Data entries
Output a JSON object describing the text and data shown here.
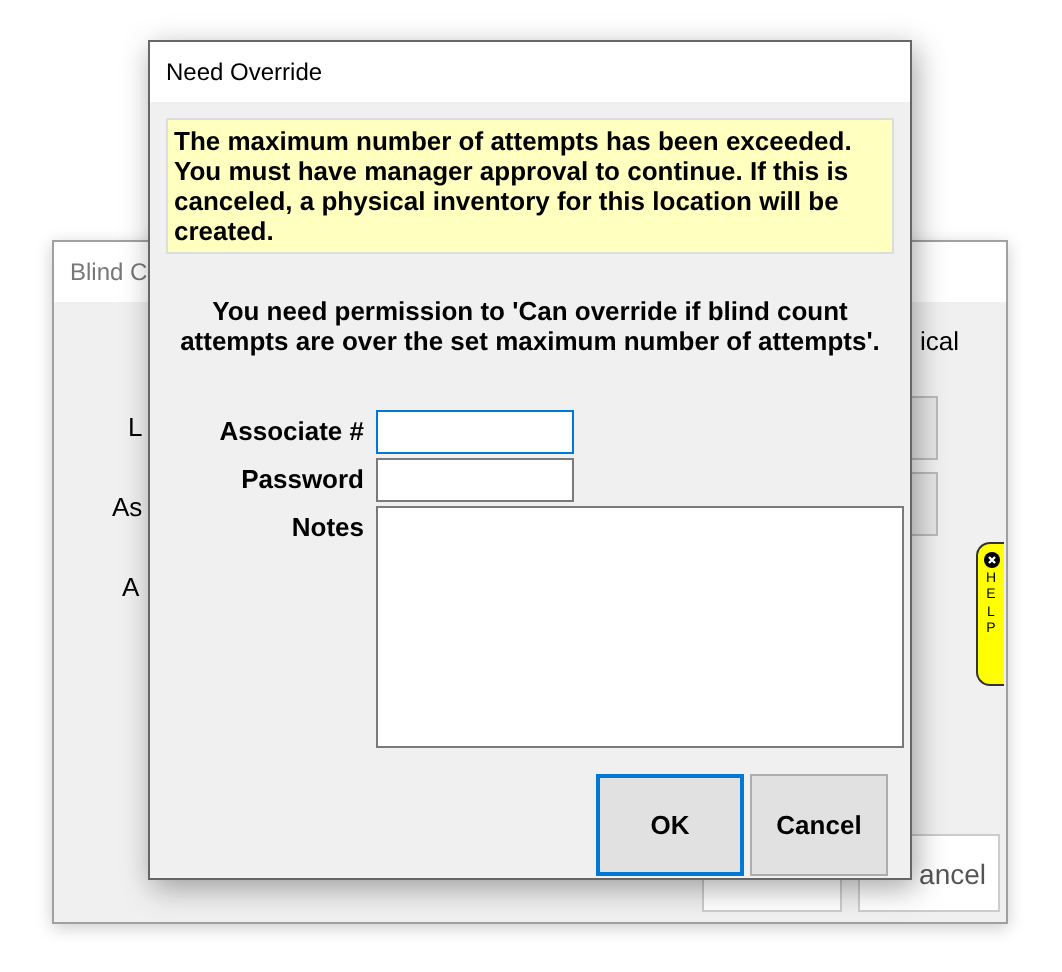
{
  "background_window": {
    "title": "Blind C",
    "labels": [
      "L",
      "As",
      "A"
    ],
    "side_text": "ical",
    "buttons": [
      "ancel"
    ],
    "help_tab": "HELP"
  },
  "dialog": {
    "title": "Need Override",
    "warning": "The maximum number of attempts has been exceeded. You must have manager approval to continue. If this is canceled, a physical inventory for this location will be created.",
    "permission": "You need permission to 'Can override if blind count attempts are over the set maximum number of attempts'.",
    "fields": [
      {
        "label": "Associate #",
        "kind": "input",
        "focused": true
      },
      {
        "label": "Password",
        "kind": "input",
        "focused": false
      },
      {
        "label": "Notes",
        "kind": "textarea",
        "focused": false
      }
    ],
    "buttons": [
      {
        "label": "OK",
        "selected": true
      },
      {
        "label": "Cancel",
        "selected": false
      }
    ]
  }
}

● **DIRECTION**: The records above should be reproduced exactly, with no pictures included.

● **RESULT OF THIS EXERCISE**:
Output a JSON object describing the text and data shown here.
{
  "background_window": {
    "title": "Blind C",
    "labels": [
      "L",
      "As",
      "A"
    ],
    "side_text": "ical",
    "buttons": [
      "ancel"
    ],
    "help_tab": "HELP"
  },
  "dialog": {
    "title": "Need Override",
    "warning": "The maximum number of attempts has been exceeded. You must have manager approval to continue. If this is canceled, a physical inventory for this location will be created.",
    "permission": "You need permission to 'Can override if blind count attempts are over the set maximum number of attempts'.",
    "fields": [
      {
        "label": "Associate #",
        "kind": "input",
        "focused": true
      },
      {
        "label": "Password",
        "kind": "input",
        "focused": false
      },
      {
        "label": "Notes",
        "kind": "textarea",
        "focused": false
      }
    ],
    "buttons": [
      {
        "label": "OK",
        "selected": true
      },
      {
        "label": "Cancel",
        "selected": false
      }
    ]
  }
}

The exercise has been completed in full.